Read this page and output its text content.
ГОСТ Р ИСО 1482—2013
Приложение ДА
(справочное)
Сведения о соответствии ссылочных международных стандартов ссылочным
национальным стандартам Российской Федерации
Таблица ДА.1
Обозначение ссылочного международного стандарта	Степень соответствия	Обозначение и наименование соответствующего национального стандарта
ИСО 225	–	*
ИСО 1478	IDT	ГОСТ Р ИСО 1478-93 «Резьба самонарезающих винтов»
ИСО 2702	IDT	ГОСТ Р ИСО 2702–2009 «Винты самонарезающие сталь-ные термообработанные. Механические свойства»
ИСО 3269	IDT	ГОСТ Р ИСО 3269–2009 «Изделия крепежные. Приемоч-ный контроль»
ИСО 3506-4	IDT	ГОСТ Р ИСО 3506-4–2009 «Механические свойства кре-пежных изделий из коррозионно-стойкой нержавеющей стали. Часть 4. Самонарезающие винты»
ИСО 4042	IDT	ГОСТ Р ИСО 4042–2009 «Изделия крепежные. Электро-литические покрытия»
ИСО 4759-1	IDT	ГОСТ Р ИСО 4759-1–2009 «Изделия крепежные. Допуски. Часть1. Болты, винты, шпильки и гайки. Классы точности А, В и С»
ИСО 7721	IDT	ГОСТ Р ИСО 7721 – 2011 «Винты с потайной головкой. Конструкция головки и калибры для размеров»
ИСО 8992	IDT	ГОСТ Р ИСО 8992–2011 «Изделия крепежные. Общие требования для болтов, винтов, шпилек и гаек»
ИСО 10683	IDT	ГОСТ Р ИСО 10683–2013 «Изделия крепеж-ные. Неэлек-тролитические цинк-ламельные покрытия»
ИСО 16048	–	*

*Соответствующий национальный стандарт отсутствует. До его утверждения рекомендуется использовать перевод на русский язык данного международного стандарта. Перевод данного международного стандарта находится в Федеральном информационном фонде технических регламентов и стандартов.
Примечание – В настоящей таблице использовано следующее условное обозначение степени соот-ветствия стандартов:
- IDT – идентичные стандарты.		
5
---
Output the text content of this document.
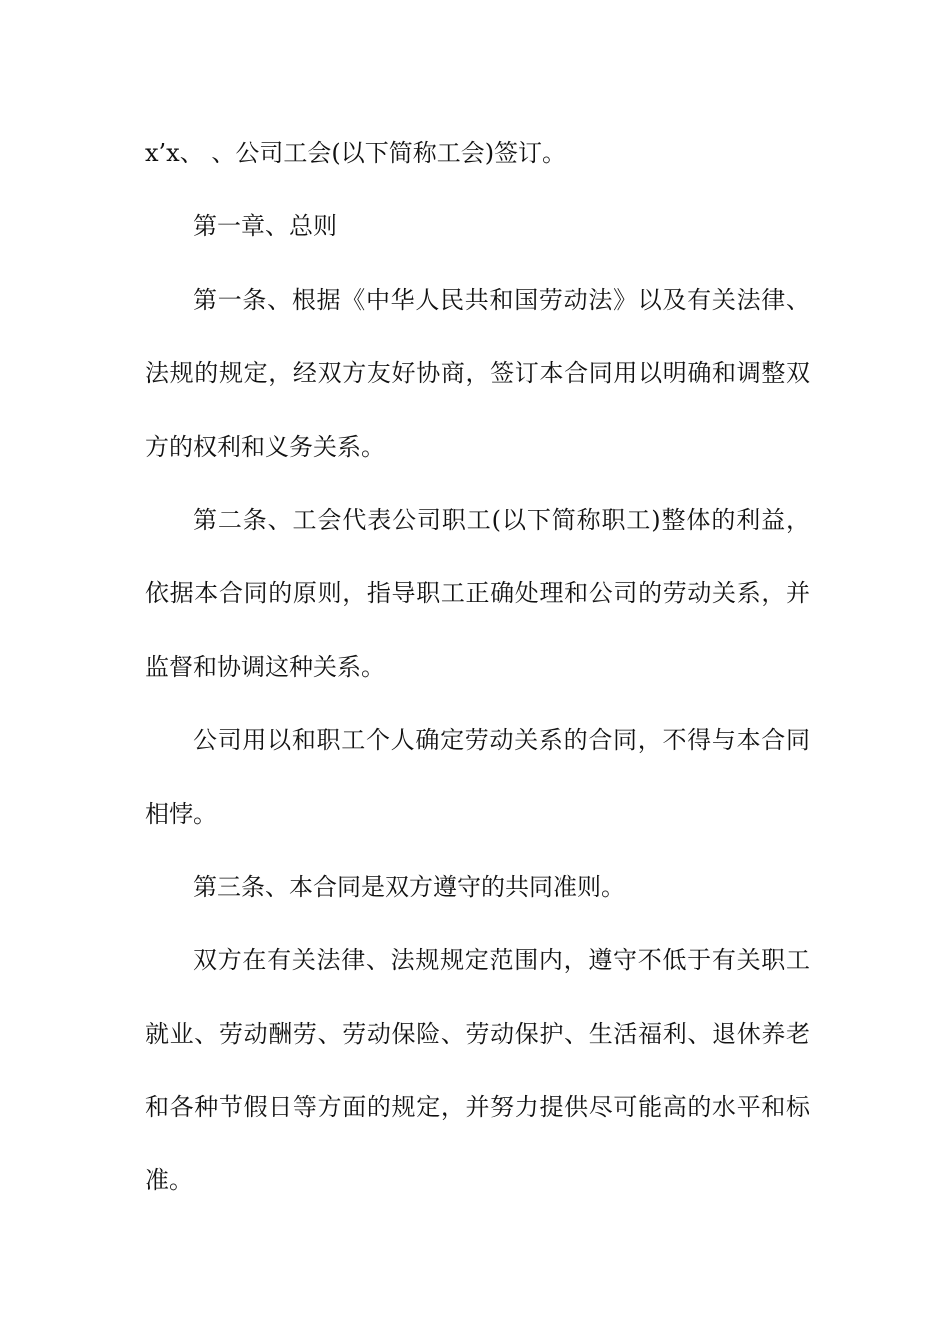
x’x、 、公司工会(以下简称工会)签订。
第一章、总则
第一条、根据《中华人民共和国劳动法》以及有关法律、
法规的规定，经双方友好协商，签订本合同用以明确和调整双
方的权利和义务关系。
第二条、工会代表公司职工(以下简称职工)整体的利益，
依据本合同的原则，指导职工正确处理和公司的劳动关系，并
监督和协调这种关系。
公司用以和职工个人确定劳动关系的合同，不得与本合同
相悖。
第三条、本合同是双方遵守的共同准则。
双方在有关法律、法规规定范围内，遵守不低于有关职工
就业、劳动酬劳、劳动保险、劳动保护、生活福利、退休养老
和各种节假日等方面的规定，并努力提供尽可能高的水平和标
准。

## What is being asked
Copy out every line of the data that includes the word "международного".

## Answer to this problem
Обозначение ссылочного международного стандарта	Степень соответствия	Обозначение и наименование соответствующего национального стандарта
*Соответствующий национальный стандарт отсутствует. До его утверждения рекомендуется использовать перевод на русский язык данного международного стандарта. Перевод данного международного стандарта находится в Федеральном информационном фонде технических регламентов и стандартов.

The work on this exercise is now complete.